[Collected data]

start

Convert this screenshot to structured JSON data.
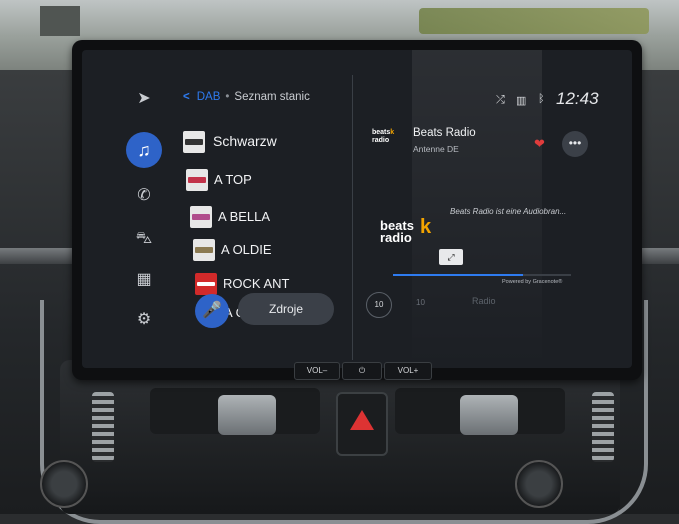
{
  "breadcrumb": {
    "back": "<",
    "source": "DAB",
    "separator": "•",
    "title": "Seznam stanic"
  },
  "status": {
    "time": "12:43"
  },
  "sidebar": {
    "items": [
      {
        "icon": "navigation-icon",
        "glyph": "➤",
        "active": false
      },
      {
        "icon": "music-icon",
        "glyph": "♫",
        "active": true
      },
      {
        "icon": "phone-icon",
        "glyph": "✆",
        "active": false
      },
      {
        "icon": "car-icon",
        "glyph": "⛍",
        "active": false
      },
      {
        "icon": "apps-grid-icon",
        "glyph": "▦",
        "active": false
      },
      {
        "icon": "settings-icon",
        "glyph": "⚙",
        "active": false
      }
    ]
  },
  "stations": [
    {
      "name": "Schwarzw"
    },
    {
      "name": "A TOP"
    },
    {
      "name": "A BELLA"
    },
    {
      "name": "A OLDIE"
    },
    {
      "name": "ROCK ANT"
    },
    {
      "name": "A G"
    }
  ],
  "buttons": {
    "sources": "Zdroje"
  },
  "now_playing": {
    "logo_line1": "beats",
    "logo_line2": "radio",
    "title": "Beats Radio",
    "subtitle": "Antenne DE",
    "description": "Beats Radio ist eine Audiobran...",
    "art_line1": "beats",
    "art_line2": "radio",
    "powered_by": "Powered by Gracenote®",
    "progress": 0.73,
    "rewind": "10",
    "forward": "10",
    "mode": "Radio"
  },
  "hardware": {
    "vol_down": "VOL–",
    "power": "⏻",
    "vol_up": "VOL+"
  },
  "colors": {
    "accent": "#2e63c8",
    "heart": "#e03c3c",
    "beats_k": "#f2a400"
  }
}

end

• [Do this]: Return every line from the records above that holds the word "icon".

• [Exercise response]:
        "icon": "navigation-icon",
        "icon": "music-icon",
        "icon": "phone-icon",
        "icon": "car-icon",
        "icon": "apps-grid-icon",
        "icon": "settings-icon",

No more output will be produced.